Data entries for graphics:
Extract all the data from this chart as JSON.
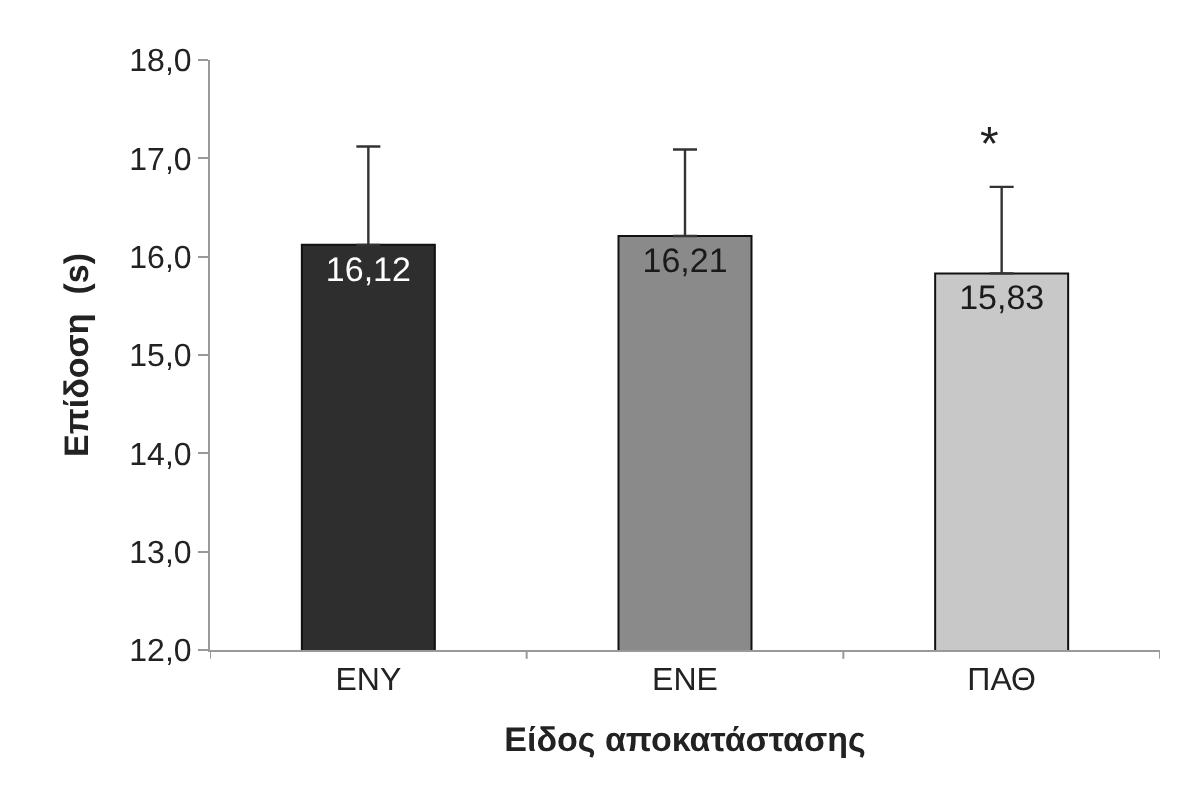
{
  "chart_data": {
    "type": "bar",
    "xlabel": "Είδος αποκατάστασης",
    "ylabel": "Επίδοση  (s)",
    "categories": [
      "ΕΝΥ",
      "ΕΝΕ",
      "ΠΑΘ"
    ],
    "values": [
      16.12,
      16.21,
      15.83
    ],
    "colors": [
      "#2e2e2e",
      "#8a8a8a",
      "#c8c8c8"
    ],
    "value_labels": [
      "16,12",
      "16,21",
      "15,83"
    ],
    "errors": [
      [
        16.12,
        17.12
      ],
      [
        16.21,
        17.09
      ],
      [
        15.83,
        16.71
      ]
    ],
    "ylim": [
      12,
      18
    ],
    "yticks": [
      {
        "value": 12,
        "label": "12,0"
      },
      {
        "value": 13,
        "label": "13,0"
      },
      {
        "value": 14,
        "label": "14,0"
      },
      {
        "value": 15,
        "label": "15,0"
      },
      {
        "value": 16,
        "label": "16,0"
      },
      {
        "value": 17,
        "label": "17,0"
      },
      {
        "value": 18,
        "label": "18,0"
      }
    ],
    "annotations": [
      "*"
    ]
  }
}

### Problem to work on
Copy the data exactly. Any picture it contains is to be omitted.

### Response to the exercise
Extract all the data from this chart as JSON.
{
  "chart_data": {
    "type": "bar",
    "xlabel": "Είδος αποκατάστασης",
    "ylabel": "Επίδοση  (s)",
    "categories": [
      "ΕΝΥ",
      "ΕΝΕ",
      "ΠΑΘ"
    ],
    "values": [
      16.12,
      16.21,
      15.83
    ],
    "colors": [
      "#2e2e2e",
      "#8a8a8a",
      "#c8c8c8"
    ],
    "value_labels": [
      "16,12",
      "16,21",
      "15,83"
    ],
    "errors": [
      [
        16.12,
        17.12
      ],
      [
        16.21,
        17.09
      ],
      [
        15.83,
        16.71
      ]
    ],
    "ylim": [
      12,
      18
    ],
    "yticks": [
      {
        "value": 12,
        "label": "12,0"
      },
      {
        "value": 13,
        "label": "13,0"
      },
      {
        "value": 14,
        "label": "14,0"
      },
      {
        "value": 15,
        "label": "15,0"
      },
      {
        "value": 16,
        "label": "16,0"
      },
      {
        "value": 17,
        "label": "17,0"
      },
      {
        "value": 18,
        "label": "18,0"
      }
    ],
    "annotations": [
      "*"
    ]
  }
}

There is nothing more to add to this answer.